DO THIS:
Switch "taskbar" to "system-bar" in the lines from the start of the records up to and including the line with "video-stream bbox=[1620, 570, 1920, 794]". Give back only those lines, with nothing else changed.
....
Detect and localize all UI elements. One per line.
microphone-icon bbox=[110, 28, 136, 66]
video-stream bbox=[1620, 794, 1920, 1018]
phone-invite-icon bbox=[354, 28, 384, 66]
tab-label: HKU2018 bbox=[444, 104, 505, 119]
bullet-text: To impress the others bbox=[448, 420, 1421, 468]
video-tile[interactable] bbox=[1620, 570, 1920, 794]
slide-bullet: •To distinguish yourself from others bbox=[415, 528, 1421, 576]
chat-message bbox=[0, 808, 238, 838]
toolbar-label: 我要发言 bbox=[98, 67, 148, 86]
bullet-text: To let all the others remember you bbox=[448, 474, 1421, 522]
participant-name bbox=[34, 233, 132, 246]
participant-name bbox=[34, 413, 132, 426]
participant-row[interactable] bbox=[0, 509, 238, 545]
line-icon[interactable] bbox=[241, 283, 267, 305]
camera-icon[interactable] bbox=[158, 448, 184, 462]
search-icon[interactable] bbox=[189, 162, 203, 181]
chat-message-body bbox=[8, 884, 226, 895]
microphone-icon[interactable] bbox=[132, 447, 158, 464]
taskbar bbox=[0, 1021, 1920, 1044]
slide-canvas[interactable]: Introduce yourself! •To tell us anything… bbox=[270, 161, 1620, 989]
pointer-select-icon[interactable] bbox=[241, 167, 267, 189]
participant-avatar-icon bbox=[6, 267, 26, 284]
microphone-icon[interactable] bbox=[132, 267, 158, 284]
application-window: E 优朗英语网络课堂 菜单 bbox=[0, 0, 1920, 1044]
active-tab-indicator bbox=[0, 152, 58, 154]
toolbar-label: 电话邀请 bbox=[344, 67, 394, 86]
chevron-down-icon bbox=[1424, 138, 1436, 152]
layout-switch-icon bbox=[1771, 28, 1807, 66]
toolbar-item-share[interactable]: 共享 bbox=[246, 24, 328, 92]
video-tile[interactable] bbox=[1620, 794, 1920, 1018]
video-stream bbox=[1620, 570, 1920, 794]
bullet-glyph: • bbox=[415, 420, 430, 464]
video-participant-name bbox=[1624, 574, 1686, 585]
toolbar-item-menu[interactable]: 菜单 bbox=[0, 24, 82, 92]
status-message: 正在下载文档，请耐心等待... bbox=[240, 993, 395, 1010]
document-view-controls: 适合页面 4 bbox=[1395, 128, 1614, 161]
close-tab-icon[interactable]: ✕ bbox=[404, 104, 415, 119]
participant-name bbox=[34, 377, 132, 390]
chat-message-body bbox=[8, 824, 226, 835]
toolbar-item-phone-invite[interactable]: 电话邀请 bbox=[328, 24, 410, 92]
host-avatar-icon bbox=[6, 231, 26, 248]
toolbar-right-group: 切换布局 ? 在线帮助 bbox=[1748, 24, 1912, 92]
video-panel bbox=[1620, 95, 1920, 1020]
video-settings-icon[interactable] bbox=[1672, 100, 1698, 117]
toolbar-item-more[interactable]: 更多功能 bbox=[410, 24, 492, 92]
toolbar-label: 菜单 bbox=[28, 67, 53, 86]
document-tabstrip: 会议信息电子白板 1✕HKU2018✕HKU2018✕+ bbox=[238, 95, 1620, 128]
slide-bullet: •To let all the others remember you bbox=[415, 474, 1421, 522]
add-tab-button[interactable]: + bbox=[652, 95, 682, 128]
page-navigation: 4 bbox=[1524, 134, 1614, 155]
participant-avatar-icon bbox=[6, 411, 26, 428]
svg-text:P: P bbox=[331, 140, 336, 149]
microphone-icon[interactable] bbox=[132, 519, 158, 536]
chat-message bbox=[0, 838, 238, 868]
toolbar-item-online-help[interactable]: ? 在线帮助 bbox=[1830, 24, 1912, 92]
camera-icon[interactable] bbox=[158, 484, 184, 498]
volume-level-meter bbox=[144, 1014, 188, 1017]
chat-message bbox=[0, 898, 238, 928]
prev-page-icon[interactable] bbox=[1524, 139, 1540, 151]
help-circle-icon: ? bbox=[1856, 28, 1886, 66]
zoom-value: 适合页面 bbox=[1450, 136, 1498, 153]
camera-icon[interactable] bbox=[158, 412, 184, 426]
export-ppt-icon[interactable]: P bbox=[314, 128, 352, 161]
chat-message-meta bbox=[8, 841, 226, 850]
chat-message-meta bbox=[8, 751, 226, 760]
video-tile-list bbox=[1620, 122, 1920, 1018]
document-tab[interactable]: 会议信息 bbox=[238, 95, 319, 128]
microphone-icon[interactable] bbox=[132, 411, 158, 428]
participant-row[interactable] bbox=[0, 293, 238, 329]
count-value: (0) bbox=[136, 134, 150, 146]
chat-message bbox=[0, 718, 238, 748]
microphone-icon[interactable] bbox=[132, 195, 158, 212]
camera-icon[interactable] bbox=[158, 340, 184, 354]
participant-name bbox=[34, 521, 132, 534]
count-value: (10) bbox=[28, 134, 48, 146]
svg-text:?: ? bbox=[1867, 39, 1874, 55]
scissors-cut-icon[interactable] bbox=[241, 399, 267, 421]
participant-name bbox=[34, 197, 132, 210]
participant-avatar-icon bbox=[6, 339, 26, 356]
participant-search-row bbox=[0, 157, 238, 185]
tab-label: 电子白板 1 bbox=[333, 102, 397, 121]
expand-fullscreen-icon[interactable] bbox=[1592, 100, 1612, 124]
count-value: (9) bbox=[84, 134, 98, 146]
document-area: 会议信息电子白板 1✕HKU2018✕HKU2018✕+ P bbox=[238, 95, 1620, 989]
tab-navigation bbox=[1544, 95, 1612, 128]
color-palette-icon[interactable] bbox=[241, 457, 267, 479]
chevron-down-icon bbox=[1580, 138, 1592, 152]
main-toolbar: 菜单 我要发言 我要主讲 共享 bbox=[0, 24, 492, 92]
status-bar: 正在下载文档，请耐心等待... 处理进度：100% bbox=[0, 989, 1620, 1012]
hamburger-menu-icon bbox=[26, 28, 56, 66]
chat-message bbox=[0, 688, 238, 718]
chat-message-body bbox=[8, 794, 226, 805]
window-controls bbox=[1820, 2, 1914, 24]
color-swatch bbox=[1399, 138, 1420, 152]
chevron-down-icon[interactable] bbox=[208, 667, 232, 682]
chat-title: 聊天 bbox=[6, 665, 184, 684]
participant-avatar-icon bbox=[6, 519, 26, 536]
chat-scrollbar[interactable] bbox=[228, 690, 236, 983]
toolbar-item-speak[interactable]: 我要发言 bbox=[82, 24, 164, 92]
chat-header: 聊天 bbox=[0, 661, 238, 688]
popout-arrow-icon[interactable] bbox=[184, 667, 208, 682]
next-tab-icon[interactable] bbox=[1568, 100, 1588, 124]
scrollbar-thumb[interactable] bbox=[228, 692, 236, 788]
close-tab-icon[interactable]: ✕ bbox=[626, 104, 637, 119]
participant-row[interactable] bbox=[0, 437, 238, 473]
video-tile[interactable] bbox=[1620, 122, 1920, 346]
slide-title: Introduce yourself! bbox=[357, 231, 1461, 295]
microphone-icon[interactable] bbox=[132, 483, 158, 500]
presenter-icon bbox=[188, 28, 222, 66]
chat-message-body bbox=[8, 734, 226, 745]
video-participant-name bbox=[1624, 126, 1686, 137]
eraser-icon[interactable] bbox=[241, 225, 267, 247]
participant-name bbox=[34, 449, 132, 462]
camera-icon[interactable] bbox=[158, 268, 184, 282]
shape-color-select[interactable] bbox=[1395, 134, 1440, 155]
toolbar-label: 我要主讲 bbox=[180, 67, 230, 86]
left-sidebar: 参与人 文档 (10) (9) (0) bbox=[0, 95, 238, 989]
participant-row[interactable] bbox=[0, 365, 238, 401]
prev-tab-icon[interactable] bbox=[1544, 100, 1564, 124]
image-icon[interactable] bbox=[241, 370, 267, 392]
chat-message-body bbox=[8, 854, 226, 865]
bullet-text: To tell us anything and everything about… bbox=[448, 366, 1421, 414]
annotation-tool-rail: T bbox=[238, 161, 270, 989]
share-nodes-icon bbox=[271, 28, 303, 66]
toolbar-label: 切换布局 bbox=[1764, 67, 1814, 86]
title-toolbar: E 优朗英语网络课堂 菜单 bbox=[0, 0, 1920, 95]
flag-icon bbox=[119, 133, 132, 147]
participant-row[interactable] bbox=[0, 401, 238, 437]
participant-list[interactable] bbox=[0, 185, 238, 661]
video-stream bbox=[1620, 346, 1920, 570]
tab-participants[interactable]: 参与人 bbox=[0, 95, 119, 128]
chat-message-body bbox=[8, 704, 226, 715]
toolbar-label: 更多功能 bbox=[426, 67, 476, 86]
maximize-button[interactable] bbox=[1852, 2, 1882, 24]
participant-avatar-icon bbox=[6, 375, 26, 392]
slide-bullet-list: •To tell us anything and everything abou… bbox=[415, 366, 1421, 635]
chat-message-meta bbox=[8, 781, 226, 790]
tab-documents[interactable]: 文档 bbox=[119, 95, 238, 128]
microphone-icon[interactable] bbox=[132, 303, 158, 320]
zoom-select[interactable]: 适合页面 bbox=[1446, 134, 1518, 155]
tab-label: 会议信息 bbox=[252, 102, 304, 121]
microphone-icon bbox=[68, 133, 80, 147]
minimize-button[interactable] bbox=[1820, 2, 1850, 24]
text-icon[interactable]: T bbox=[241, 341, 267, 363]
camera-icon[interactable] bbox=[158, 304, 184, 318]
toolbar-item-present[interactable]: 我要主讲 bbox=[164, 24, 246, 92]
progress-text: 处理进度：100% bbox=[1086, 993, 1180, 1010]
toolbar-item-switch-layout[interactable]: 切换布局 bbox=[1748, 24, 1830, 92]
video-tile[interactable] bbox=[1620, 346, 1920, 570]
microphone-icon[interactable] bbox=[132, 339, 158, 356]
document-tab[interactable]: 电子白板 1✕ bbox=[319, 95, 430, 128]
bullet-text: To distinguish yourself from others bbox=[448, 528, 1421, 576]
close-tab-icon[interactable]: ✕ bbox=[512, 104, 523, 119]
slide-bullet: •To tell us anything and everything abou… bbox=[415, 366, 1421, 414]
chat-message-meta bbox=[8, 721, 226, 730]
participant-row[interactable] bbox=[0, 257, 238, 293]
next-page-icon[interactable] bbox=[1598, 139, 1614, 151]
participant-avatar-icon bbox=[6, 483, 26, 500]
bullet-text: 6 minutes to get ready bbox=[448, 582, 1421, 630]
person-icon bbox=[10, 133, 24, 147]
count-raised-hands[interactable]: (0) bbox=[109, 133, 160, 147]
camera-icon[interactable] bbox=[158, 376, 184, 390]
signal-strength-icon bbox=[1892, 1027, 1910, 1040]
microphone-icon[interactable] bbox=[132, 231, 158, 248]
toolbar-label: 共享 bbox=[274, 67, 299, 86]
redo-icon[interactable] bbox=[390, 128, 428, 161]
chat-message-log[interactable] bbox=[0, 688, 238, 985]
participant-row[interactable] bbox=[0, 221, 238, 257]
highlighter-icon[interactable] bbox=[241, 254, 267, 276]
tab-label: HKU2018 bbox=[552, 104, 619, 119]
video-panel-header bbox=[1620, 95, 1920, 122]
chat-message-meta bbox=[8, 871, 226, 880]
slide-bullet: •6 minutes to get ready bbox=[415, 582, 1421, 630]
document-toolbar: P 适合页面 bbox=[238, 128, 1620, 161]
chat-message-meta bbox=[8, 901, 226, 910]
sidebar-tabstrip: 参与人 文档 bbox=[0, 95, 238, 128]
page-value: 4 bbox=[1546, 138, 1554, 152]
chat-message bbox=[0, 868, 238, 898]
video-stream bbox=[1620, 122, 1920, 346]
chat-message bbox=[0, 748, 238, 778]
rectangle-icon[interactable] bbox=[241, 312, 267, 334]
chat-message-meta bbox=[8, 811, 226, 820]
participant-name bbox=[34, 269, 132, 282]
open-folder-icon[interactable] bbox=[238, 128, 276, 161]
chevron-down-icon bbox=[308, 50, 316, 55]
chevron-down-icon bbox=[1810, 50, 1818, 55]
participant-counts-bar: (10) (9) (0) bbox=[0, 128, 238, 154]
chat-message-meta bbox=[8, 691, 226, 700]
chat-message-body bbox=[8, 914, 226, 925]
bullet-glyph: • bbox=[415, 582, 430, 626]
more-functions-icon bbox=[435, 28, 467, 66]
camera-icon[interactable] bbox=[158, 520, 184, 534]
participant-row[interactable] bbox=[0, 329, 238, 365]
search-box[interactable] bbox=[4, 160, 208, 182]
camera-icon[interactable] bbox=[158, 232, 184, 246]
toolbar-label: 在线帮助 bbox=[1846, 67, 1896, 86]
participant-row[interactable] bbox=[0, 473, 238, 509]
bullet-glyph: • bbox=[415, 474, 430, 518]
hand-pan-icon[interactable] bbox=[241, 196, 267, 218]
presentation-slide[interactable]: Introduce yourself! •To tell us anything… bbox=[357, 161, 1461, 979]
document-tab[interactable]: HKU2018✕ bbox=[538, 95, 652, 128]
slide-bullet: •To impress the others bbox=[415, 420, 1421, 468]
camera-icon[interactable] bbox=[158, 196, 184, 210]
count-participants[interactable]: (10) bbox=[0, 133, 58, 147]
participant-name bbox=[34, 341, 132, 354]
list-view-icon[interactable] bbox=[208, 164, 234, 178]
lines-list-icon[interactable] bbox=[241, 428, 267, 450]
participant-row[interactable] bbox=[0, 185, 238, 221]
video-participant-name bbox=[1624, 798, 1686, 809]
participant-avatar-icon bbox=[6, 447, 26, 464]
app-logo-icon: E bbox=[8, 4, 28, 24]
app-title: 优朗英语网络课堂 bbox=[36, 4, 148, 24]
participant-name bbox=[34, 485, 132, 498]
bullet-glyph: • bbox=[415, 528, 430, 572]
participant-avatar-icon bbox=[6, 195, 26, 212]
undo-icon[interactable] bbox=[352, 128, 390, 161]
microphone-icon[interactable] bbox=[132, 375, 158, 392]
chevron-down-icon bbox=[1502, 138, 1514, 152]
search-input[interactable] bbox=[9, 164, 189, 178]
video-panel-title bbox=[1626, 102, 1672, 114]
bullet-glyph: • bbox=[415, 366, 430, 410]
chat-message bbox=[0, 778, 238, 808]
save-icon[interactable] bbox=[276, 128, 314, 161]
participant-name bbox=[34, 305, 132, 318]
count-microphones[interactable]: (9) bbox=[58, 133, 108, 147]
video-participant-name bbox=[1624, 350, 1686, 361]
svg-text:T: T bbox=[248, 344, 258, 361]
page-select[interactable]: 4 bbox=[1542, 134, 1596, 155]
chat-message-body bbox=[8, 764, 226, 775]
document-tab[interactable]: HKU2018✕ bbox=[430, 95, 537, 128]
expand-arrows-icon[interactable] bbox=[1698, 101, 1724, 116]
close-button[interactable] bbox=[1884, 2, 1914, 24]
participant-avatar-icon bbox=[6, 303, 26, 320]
....
OUTPUT FOR THIS EXERCISE:
Detect and localize all UI elements. One per line.
microphone-icon bbox=[110, 28, 136, 66]
video-stream bbox=[1620, 794, 1920, 1018]
phone-invite-icon bbox=[354, 28, 384, 66]
tab-label: HKU2018 bbox=[444, 104, 505, 119]
bullet-text: To impress the others bbox=[448, 420, 1421, 468]
video-tile[interactable] bbox=[1620, 570, 1920, 794]
slide-bullet: •To distinguish yourself from others bbox=[415, 528, 1421, 576]
chat-message bbox=[0, 808, 238, 838]
toolbar-label: 我要发言 bbox=[98, 67, 148, 86]
bullet-text: To let all the others remember you bbox=[448, 474, 1421, 522]
participant-name bbox=[34, 233, 132, 246]
participant-name bbox=[34, 413, 132, 426]
participant-row[interactable] bbox=[0, 509, 238, 545]
line-icon[interactable] bbox=[241, 283, 267, 305]
camera-icon[interactable] bbox=[158, 448, 184, 462]
search-icon[interactable] bbox=[189, 162, 203, 181]
chat-message-body bbox=[8, 884, 226, 895]
microphone-icon[interactable] bbox=[132, 447, 158, 464]
system-bar bbox=[0, 1021, 1920, 1044]
slide-canvas[interactable]: Introduce yourself! •To tell us anything… bbox=[270, 161, 1620, 989]
pointer-select-icon[interactable] bbox=[241, 167, 267, 189]
participant-avatar-icon bbox=[6, 267, 26, 284]
microphone-icon[interactable] bbox=[132, 267, 158, 284]
application-window: E 优朗英语网络课堂 菜单 bbox=[0, 0, 1920, 1044]
active-tab-indicator bbox=[0, 152, 58, 154]
toolbar-label: 电话邀请 bbox=[344, 67, 394, 86]
chevron-down-icon bbox=[1424, 138, 1436, 152]
layout-switch-icon bbox=[1771, 28, 1807, 66]
toolbar-item-share[interactable]: 共享 bbox=[246, 24, 328, 92]
video-tile[interactable] bbox=[1620, 794, 1920, 1018]
video-stream bbox=[1620, 570, 1920, 794]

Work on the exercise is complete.